OBJECTIVE >> Locate each line in the records containing "chrome". Copy it.

TASK MATERIAL >>
--- BEGIN ---

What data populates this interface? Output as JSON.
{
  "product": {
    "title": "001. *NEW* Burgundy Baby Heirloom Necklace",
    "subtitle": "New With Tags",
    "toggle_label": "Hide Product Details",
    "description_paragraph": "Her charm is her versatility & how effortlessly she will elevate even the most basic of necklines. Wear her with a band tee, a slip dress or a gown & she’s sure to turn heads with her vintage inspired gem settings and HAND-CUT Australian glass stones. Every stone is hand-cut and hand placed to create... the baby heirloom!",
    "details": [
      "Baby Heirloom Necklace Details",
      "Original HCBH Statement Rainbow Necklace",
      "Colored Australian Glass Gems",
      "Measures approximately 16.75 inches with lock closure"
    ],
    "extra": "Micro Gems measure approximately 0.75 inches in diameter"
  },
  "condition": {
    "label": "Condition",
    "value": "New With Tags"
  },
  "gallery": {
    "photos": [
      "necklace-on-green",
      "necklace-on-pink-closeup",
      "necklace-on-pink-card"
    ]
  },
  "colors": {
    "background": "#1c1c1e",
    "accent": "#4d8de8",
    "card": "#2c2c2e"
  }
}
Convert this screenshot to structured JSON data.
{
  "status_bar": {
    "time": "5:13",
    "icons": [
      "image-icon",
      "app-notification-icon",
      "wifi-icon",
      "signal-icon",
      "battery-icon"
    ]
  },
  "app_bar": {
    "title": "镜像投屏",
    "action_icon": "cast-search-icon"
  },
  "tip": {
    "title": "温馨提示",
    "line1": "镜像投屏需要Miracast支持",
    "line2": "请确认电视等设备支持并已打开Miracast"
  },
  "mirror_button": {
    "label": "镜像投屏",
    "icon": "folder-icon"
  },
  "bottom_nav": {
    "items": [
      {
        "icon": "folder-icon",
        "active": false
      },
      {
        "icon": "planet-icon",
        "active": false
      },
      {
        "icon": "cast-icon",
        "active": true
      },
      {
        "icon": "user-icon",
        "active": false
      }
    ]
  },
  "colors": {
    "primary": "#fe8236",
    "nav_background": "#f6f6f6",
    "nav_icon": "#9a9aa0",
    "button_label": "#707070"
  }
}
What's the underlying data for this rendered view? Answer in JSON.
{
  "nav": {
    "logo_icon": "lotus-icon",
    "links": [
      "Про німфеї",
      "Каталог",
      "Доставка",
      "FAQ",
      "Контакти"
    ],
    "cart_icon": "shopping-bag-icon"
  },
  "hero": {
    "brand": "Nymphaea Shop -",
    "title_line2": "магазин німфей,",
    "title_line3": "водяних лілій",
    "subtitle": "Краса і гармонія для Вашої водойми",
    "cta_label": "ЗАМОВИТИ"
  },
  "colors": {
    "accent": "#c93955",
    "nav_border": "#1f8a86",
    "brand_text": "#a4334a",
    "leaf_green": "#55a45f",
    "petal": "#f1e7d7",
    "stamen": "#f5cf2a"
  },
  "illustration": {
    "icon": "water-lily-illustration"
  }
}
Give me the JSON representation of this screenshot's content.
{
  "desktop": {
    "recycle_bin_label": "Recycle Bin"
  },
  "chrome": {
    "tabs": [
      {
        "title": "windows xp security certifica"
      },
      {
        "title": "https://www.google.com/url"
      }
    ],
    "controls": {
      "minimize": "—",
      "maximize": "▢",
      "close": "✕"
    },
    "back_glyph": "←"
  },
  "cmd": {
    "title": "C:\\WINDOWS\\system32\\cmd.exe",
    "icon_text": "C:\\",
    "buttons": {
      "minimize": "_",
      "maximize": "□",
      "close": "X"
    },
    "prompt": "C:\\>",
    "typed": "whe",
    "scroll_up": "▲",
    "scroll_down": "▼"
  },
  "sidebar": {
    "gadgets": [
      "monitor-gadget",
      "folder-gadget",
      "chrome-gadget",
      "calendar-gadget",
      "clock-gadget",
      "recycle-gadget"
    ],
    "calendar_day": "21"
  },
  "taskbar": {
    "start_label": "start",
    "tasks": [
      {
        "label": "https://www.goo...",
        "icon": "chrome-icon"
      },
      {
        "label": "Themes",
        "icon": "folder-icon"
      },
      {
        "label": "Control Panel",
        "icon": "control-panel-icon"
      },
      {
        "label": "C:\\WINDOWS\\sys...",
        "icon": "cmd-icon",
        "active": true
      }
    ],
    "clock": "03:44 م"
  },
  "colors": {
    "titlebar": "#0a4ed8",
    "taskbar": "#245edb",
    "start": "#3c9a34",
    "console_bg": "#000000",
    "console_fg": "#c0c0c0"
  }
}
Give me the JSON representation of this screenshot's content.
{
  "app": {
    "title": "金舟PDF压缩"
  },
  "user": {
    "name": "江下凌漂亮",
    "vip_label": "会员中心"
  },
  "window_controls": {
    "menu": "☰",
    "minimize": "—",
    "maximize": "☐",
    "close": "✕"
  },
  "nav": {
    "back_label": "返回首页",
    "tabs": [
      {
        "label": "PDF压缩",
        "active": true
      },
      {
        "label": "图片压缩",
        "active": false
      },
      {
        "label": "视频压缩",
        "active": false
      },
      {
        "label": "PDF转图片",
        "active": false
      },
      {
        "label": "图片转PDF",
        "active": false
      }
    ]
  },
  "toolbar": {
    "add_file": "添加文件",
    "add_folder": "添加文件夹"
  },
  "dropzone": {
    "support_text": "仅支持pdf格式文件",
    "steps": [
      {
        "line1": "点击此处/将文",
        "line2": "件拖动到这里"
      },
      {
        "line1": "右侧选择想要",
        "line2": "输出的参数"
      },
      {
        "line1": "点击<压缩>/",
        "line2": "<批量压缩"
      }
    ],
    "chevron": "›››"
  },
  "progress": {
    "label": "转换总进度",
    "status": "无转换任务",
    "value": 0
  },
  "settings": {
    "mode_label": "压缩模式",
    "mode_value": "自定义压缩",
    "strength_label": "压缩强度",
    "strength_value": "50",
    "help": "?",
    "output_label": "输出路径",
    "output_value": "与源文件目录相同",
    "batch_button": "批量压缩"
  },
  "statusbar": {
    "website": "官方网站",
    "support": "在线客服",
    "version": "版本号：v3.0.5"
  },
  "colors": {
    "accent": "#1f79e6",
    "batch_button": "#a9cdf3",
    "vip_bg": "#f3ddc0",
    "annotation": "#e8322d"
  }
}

--- END ---

RESPONSE TO THIS TASK >>
  "chrome": {
      "chrome-gadget",
        "icon": "chrome-icon"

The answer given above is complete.